Work to complete: Set down the material once more, exactly as it appears.

-- begin Items --

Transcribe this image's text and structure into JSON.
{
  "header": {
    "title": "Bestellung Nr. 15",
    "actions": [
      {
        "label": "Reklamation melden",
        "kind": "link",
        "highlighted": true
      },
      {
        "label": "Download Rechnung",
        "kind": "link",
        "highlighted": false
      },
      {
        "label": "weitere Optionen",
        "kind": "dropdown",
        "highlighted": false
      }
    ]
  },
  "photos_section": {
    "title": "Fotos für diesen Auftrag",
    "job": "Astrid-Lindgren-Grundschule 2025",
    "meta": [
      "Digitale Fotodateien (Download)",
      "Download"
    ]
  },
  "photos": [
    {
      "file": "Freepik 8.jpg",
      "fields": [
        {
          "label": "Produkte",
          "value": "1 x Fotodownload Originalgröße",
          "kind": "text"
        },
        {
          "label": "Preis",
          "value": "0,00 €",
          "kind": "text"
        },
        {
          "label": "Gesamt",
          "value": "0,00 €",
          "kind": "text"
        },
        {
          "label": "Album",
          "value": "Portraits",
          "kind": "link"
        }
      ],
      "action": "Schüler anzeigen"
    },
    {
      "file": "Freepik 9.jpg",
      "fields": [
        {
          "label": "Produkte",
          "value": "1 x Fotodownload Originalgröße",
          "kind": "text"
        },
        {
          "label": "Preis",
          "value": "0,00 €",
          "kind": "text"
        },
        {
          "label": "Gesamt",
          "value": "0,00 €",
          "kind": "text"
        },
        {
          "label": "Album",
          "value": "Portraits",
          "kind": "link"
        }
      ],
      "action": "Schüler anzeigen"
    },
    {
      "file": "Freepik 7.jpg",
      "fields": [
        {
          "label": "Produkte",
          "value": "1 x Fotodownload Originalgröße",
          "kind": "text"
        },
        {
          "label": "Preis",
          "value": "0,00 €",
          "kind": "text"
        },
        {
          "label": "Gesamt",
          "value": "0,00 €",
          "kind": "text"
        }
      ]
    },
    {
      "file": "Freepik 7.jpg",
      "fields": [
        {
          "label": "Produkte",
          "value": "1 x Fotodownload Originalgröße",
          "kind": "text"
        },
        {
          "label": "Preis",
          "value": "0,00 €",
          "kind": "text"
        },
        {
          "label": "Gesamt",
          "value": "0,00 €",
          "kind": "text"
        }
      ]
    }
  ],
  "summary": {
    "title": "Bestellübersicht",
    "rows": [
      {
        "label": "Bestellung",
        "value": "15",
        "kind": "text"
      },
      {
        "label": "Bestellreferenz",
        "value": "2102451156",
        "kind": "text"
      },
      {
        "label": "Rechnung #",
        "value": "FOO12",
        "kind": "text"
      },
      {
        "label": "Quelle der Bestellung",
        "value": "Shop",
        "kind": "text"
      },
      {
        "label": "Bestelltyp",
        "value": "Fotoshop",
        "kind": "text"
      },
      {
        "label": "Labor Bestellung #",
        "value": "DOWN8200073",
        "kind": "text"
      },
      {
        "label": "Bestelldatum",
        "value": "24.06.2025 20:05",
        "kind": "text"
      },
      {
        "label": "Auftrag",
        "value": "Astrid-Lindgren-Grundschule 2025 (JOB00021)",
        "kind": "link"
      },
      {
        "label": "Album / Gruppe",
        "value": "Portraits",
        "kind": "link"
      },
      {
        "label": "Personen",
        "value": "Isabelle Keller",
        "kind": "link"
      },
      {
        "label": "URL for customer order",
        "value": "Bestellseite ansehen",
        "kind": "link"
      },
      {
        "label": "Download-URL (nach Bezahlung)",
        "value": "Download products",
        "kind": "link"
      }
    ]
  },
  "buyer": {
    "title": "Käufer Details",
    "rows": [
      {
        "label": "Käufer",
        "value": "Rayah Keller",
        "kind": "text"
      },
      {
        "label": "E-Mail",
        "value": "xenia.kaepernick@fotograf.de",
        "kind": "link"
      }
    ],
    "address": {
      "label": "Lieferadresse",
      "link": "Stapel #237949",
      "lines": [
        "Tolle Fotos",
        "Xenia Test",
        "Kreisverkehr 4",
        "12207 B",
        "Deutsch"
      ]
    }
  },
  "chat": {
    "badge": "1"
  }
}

-- end Items --

Exercise output:
Transcribe this image's text and structure into JSON.
{
  "header": {
    "title": "Bestellung Nr. 15",
    "actions": [
      {
        "label": "Reklamation melden",
        "kind": "link",
        "highlighted": true
      },
      {
        "label": "Download Rechnung",
        "kind": "link",
        "highlighted": false
      },
      {
        "label": "weitere Optionen",
        "kind": "dropdown",
        "highlighted": false
      }
    ]
  },
  "photos_section": {
    "title": "Fotos für diesen Auftrag",
    "job": "Astrid-Lindgren-Grundschule 2025",
    "meta": [
      "Digitale Fotodateien (Download)",
      "Download"
    ]
  },
  "photos": [
    {
      "file": "Freepik 8.jpg",
      "fields": [
        {
          "label": "Produkte",
          "value": "1 x Fotodownload Originalgröße",
          "kind": "text"
        },
        {
          "label": "Preis",
          "value": "0,00 €",
          "kind": "text"
        },
        {
          "label": "Gesamt",
          "value": "0,00 €",
          "kind": "text"
        },
        {
          "label": "Album",
          "value": "Portraits",
          "kind": "link"
        }
      ],
      "action": "Schüler anzeigen"
    },
    {
      "file": "Freepik 9.jpg",
      "fields": [
        {
          "label": "Produkte",
          "value": "1 x Fotodownload Originalgröße",
          "kind": "text"
        },
        {
          "label": "Preis",
          "value": "0,00 €",
          "kind": "text"
        },
        {
          "label": "Gesamt",
          "value": "0,00 €",
          "kind": "text"
        },
        {
          "label": "Album",
          "value": "Portraits",
          "kind": "link"
        }
      ],
      "action": "Schüler anzeigen"
    },
    {
      "file": "Freepik 7.jpg",
      "fields": [
        {
          "label": "Produkte",
          "value": "1 x Fotodownload Originalgröße",
          "kind": "text"
        },
        {
          "label": "Preis",
          "value": "0,00 €",
          "kind": "text"
        },
        {
          "label": "Gesamt",
          "value": "0,00 €",
          "kind": "text"
        }
      ]
    },
    {
      "file": "Freepik 7.jpg",
      "fields": [
        {
          "label": "Produkte",
          "value": "1 x Fotodownload Originalgröße",
          "kind": "text"
        },
        {
          "label": "Preis",
          "value": "0,00 €",
          "kind": "text"
        },
        {
          "label": "Gesamt",
          "value": "0,00 €",
          "kind": "text"
        }
      ]
    }
  ],
  "summary": {
    "title": "Bestellübersicht",
    "rows": [
      {
        "label": "Bestellung",
        "value": "15",
        "kind": "text"
      },
      {
        "label": "Bestellreferenz",
        "value": "2102451156",
        "kind": "text"
      },
      {
        "label": "Rechnung #",
        "value": "FOO12",
        "kind": "text"
      },
      {
        "label": "Quelle der Bestellung",
        "value": "Shop",
        "kind": "text"
      },
      {
        "label": "Bestelltyp",
        "value": "Fotoshop",
        "kind": "text"
      },
      {
        "label": "Labor Bestellung #",
        "value": "DOWN8200073",
        "kind": "text"
      },
      {
        "label": "Bestelldatum",
        "value": "24.06.2025 20:05",
        "kind": "text"
      },
      {
        "label": "Auftrag",
        "value": "Astrid-Lindgren-Grundschule 2025 (JOB00021)",
        "kind": "link"
      },
      {
        "label": "Album / Gruppe",
        "value": "Portraits",
        "kind": "link"
      },
      {
        "label": "Personen",
        "value": "Isabelle Keller",
        "kind": "link"
      },
      {
        "label": "URL for customer order",
        "value": "Bestellseite ansehen",
        "kind": "link"
      },
      {
        "label": "Download-URL (nach Bezahlung)",
        "value": "Download products",
        "kind": "link"
      }
    ]
  },
  "buyer": {
    "title": "Käufer Details",
    "rows": [
      {
        "label": "Käufer",
        "value": "Rayah Keller",
        "kind": "text"
      },
      {
        "label": "E-Mail",
        "value": "xenia.kaepernick@fotograf.de",
        "kind": "link"
      }
    ],
    "address": {
      "label": "Lieferadresse",
      "link": "Stapel #237949",
      "lines": [
        "Tolle Fotos",
        "Xenia Test",
        "Kreisverkehr 4",
        "12207 B",
        "Deutsch"
      ]
    }
  },
  "chat": {
    "badge": "1"
  }
}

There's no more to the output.